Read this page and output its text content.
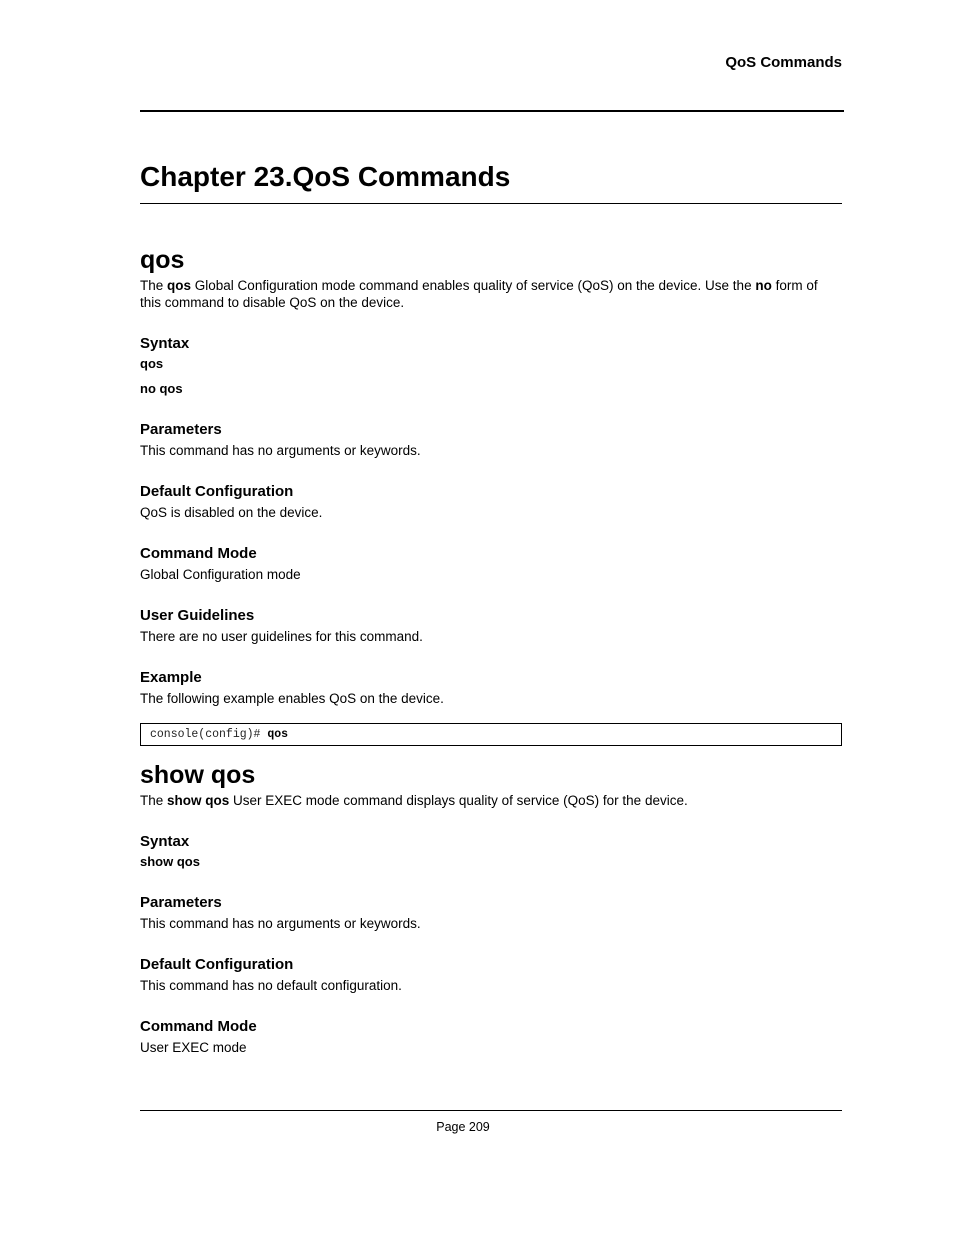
QoS Commands
Chapter 23.QoS Commands
qos

The qos Global Configuration mode command enables quality of service (QoS) on the device. Use the no form of this command to disable QoS on the device.

Syntax

qos

no qos

Parameters

This command has no arguments or keywords.

Default Configuration

QoS is disabled on the device.

Command Mode

Global Configuration mode

User Guidelines

There are no user guidelines for this command.

Example

The following example enables QoS on the device.

console(config)# qos
show qos

The show qos User EXEC mode command displays quality of service (QoS) for the device.

Syntax

show qos

Parameters

This command has no arguments or keywords.

Default Configuration

This command has no default configuration.

Command Mode

User EXEC mode

Page 209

To do – Exclude the pictures and repeat every other part of the records word for word.

Worked solution –
Read this page and output its text content.
QoS Commands
Chapter 23.QoS Commands
qos

The qos Global Configuration mode command enables quality of service (QoS) on the device. Use the no form of this command to disable QoS on the device.

Syntax

qos

no qos

Parameters

This command has no arguments or keywords.

Default Configuration

QoS is disabled on the device.

Command Mode

Global Configuration mode

User Guidelines

There are no user guidelines for this command.

Example

The following example enables QoS on the device.

console(config)# qos
show qos

The show qos User EXEC mode command displays quality of service (QoS) for the device.

Syntax

show qos

Parameters

This command has no arguments or keywords.

Default Configuration

This command has no default configuration.

Command Mode

User EXEC mode

Page 209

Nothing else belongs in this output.